Task directions> Repeat every line exactly, keeping the pictures out of the copy.

[start]

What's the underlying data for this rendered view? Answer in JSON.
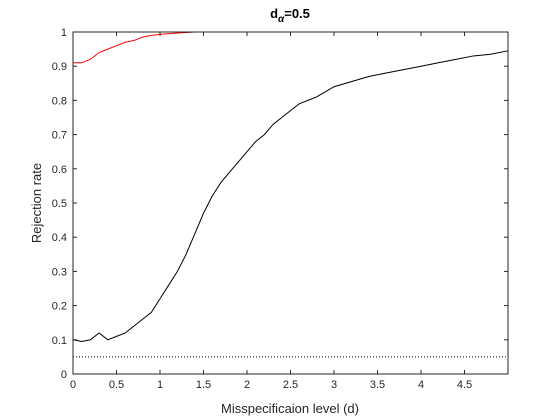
{
  "chart_data": {
    "type": "line",
    "title": {
      "base": "d",
      "subscript": "α",
      "value": "=0.5"
    },
    "xlabel": "Misspecificaion level (d)",
    "ylabel": "Rejection rate",
    "xlim": [
      0,
      5
    ],
    "ylim": [
      0,
      1
    ],
    "xticks": [
      "0",
      "0.5",
      "1",
      "1.5",
      "2",
      "2.5",
      "3",
      "3.5",
      "4",
      "4.5"
    ],
    "yticks": [
      "0",
      "0.1",
      "0.2",
      "0.3",
      "0.4",
      "0.5",
      "0.6",
      "0.7",
      "0.8",
      "0.9",
      "1"
    ],
    "xtick_values": [
      0,
      0.5,
      1,
      1.5,
      2,
      2.5,
      3,
      3.5,
      4,
      4.5
    ],
    "ytick_values": [
      0,
      0.1,
      0.2,
      0.3,
      0.4,
      0.5,
      0.6,
      0.7,
      0.8,
      0.9,
      1
    ],
    "grid": false,
    "legend": "none",
    "series": [
      {
        "color": "#ff0000",
        "style": "solid",
        "x": [
          0,
          0.1,
          0.2,
          0.3,
          0.4,
          0.5,
          0.6,
          0.7,
          0.8,
          0.9,
          1.0,
          1.2,
          1.4,
          1.6,
          2.0,
          3.0,
          4.0,
          5.0
        ],
        "y": [
          0.91,
          0.91,
          0.92,
          0.94,
          0.95,
          0.96,
          0.97,
          0.975,
          0.985,
          0.99,
          0.993,
          0.997,
          1.0,
          1.0,
          1.0,
          1.0,
          1.0,
          1.0
        ]
      },
      {
        "color": "#000000",
        "style": "solid",
        "x": [
          0,
          0.1,
          0.2,
          0.3,
          0.4,
          0.5,
          0.6,
          0.7,
          0.8,
          0.9,
          1.0,
          1.1,
          1.2,
          1.3,
          1.4,
          1.5,
          1.6,
          1.7,
          1.8,
          1.9,
          2.0,
          2.1,
          2.2,
          2.3,
          2.4,
          2.5,
          2.6,
          2.7,
          2.8,
          2.9,
          3.0,
          3.2,
          3.4,
          3.6,
          3.8,
          4.0,
          4.2,
          4.4,
          4.6,
          4.8,
          5.0
        ],
        "y": [
          0.1,
          0.095,
          0.1,
          0.12,
          0.1,
          0.11,
          0.12,
          0.14,
          0.16,
          0.18,
          0.22,
          0.26,
          0.3,
          0.35,
          0.41,
          0.47,
          0.52,
          0.56,
          0.59,
          0.62,
          0.65,
          0.68,
          0.7,
          0.73,
          0.75,
          0.77,
          0.79,
          0.8,
          0.81,
          0.825,
          0.84,
          0.855,
          0.87,
          0.88,
          0.89,
          0.9,
          0.91,
          0.92,
          0.93,
          0.935,
          0.945
        ]
      },
      {
        "color": "#000000",
        "style": "dotted",
        "x": [
          0,
          5
        ],
        "y": [
          0.05,
          0.05
        ]
      }
    ]
  }
}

[end]

Worked solution>
What's the underlying data for this rendered view? Answer in JSON.
{
  "chart_data": {
    "type": "line",
    "title": {
      "base": "d",
      "subscript": "α",
      "value": "=0.5"
    },
    "xlabel": "Misspecificaion level (d)",
    "ylabel": "Rejection rate",
    "xlim": [
      0,
      5
    ],
    "ylim": [
      0,
      1
    ],
    "xticks": [
      "0",
      "0.5",
      "1",
      "1.5",
      "2",
      "2.5",
      "3",
      "3.5",
      "4",
      "4.5"
    ],
    "yticks": [
      "0",
      "0.1",
      "0.2",
      "0.3",
      "0.4",
      "0.5",
      "0.6",
      "0.7",
      "0.8",
      "0.9",
      "1"
    ],
    "xtick_values": [
      0,
      0.5,
      1,
      1.5,
      2,
      2.5,
      3,
      3.5,
      4,
      4.5
    ],
    "ytick_values": [
      0,
      0.1,
      0.2,
      0.3,
      0.4,
      0.5,
      0.6,
      0.7,
      0.8,
      0.9,
      1
    ],
    "grid": false,
    "legend": "none",
    "series": [
      {
        "color": "#ff0000",
        "style": "solid",
        "x": [
          0,
          0.1,
          0.2,
          0.3,
          0.4,
          0.5,
          0.6,
          0.7,
          0.8,
          0.9,
          1.0,
          1.2,
          1.4,
          1.6,
          2.0,
          3.0,
          4.0,
          5.0
        ],
        "y": [
          0.91,
          0.91,
          0.92,
          0.94,
          0.95,
          0.96,
          0.97,
          0.975,
          0.985,
          0.99,
          0.993,
          0.997,
          1.0,
          1.0,
          1.0,
          1.0,
          1.0,
          1.0
        ]
      },
      {
        "color": "#000000",
        "style": "solid",
        "x": [
          0,
          0.1,
          0.2,
          0.3,
          0.4,
          0.5,
          0.6,
          0.7,
          0.8,
          0.9,
          1.0,
          1.1,
          1.2,
          1.3,
          1.4,
          1.5,
          1.6,
          1.7,
          1.8,
          1.9,
          2.0,
          2.1,
          2.2,
          2.3,
          2.4,
          2.5,
          2.6,
          2.7,
          2.8,
          2.9,
          3.0,
          3.2,
          3.4,
          3.6,
          3.8,
          4.0,
          4.2,
          4.4,
          4.6,
          4.8,
          5.0
        ],
        "y": [
          0.1,
          0.095,
          0.1,
          0.12,
          0.1,
          0.11,
          0.12,
          0.14,
          0.16,
          0.18,
          0.22,
          0.26,
          0.3,
          0.35,
          0.41,
          0.47,
          0.52,
          0.56,
          0.59,
          0.62,
          0.65,
          0.68,
          0.7,
          0.73,
          0.75,
          0.77,
          0.79,
          0.8,
          0.81,
          0.825,
          0.84,
          0.855,
          0.87,
          0.88,
          0.89,
          0.9,
          0.91,
          0.92,
          0.93,
          0.935,
          0.945
        ]
      },
      {
        "color": "#000000",
        "style": "dotted",
        "x": [
          0,
          5
        ],
        "y": [
          0.05,
          0.05
        ]
      }
    ]
  }
}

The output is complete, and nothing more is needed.